Look at the entries below and reproduce them exactly.

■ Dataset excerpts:
◇ ◇ ◇ ◇ ◇
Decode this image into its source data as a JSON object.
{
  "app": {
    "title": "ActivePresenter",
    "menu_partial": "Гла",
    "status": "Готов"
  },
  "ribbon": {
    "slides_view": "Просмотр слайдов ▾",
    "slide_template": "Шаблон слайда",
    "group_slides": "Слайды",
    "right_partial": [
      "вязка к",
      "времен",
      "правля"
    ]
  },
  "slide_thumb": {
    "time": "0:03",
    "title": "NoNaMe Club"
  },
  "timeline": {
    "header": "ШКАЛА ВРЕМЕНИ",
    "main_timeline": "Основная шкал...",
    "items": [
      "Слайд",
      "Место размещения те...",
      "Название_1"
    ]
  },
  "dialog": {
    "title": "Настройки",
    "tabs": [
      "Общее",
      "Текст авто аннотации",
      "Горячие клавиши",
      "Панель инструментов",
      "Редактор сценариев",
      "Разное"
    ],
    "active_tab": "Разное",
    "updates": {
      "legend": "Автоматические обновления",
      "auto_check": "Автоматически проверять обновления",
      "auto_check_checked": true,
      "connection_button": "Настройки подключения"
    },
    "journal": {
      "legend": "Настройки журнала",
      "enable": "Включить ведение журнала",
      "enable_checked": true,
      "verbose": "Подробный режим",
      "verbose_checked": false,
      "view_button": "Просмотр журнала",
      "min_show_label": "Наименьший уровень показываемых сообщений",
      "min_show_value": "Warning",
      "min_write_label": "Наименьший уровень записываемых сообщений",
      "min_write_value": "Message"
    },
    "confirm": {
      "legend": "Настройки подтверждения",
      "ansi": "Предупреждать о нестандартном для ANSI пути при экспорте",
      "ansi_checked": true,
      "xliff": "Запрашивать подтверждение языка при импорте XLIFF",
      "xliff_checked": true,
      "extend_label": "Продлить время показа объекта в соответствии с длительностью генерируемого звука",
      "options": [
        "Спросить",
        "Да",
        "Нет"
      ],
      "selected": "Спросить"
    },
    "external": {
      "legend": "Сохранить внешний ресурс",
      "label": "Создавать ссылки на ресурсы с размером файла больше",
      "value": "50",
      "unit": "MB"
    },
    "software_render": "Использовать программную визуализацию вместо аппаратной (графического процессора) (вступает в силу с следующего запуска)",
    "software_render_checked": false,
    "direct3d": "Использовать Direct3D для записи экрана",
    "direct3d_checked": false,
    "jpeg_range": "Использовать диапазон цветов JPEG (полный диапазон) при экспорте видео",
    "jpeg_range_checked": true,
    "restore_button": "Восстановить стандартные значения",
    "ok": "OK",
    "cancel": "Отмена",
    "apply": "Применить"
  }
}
◇ ◇ ◇ ◇ ◇
■ Completed task:
Decode this image into its source data as a JSON object.
{
  "app": {
    "title": "ActivePresenter",
    "menu_partial": "Гла",
    "status": "Готов"
  },
  "ribbon": {
    "slides_view": "Просмотр слайдов ▾",
    "slide_template": "Шаблон слайда",
    "group_slides": "Слайды",
    "right_partial": [
      "вязка к",
      "времен",
      "правля"
    ]
  },
  "slide_thumb": {
    "time": "0:03",
    "title": "NoNaMe Club"
  },
  "timeline": {
    "header": "ШКАЛА ВРЕМЕНИ",
    "main_timeline": "Основная шкал...",
    "items": [
      "Слайд",
      "Место размещения те...",
      "Название_1"
    ]
  },
  "dialog": {
    "title": "Настройки",
    "tabs": [
      "Общее",
      "Текст авто аннотации",
      "Горячие клавиши",
      "Панель инструментов",
      "Редактор сценариев",
      "Разное"
    ],
    "active_tab": "Разное",
    "updates": {
      "legend": "Автоматические обновления",
      "auto_check": "Автоматически проверять обновления",
      "auto_check_checked": true,
      "connection_button": "Настройки подключения"
    },
    "journal": {
      "legend": "Настройки журнала",
      "enable": "Включить ведение журнала",
      "enable_checked": true,
      "verbose": "Подробный режим",
      "verbose_checked": false,
      "view_button": "Просмотр журнала",
      "min_show_label": "Наименьший уровень показываемых сообщений",
      "min_show_value": "Warning",
      "min_write_label": "Наименьший уровень записываемых сообщений",
      "min_write_value": "Message"
    },
    "confirm": {
      "legend": "Настройки подтверждения",
      "ansi": "Предупреждать о нестандартном для ANSI пути при экспорте",
      "ansi_checked": true,
      "xliff": "Запрашивать подтверждение языка при импорте XLIFF",
      "xliff_checked": true,
      "extend_label": "Продлить время показа объекта в соответствии с длительностью генерируемого звука",
      "options": [
        "Спросить",
        "Да",
        "Нет"
      ],
      "selected": "Спросить"
    },
    "external": {
      "legend": "Сохранить внешний ресурс",
      "label": "Создавать ссылки на ресурсы с размером файла больше",
      "value": "50",
      "unit": "MB"
    },
    "software_render": "Использовать программную визуализацию вместо аппаратной (графического процессора) (вступает в силу с следующего запуска)",
    "software_render_checked": false,
    "direct3d": "Использовать Direct3D для записи экрана",
    "direct3d_checked": false,
    "jpeg_range": "Использовать диапазон цветов JPEG (полный диапазон) при экспорте видео",
    "jpeg_range_checked": true,
    "restore_button": "Восстановить стандартные значения",
    "ok": "OK",
    "cancel": "Отмена",
    "apply": "Применить"
  }
}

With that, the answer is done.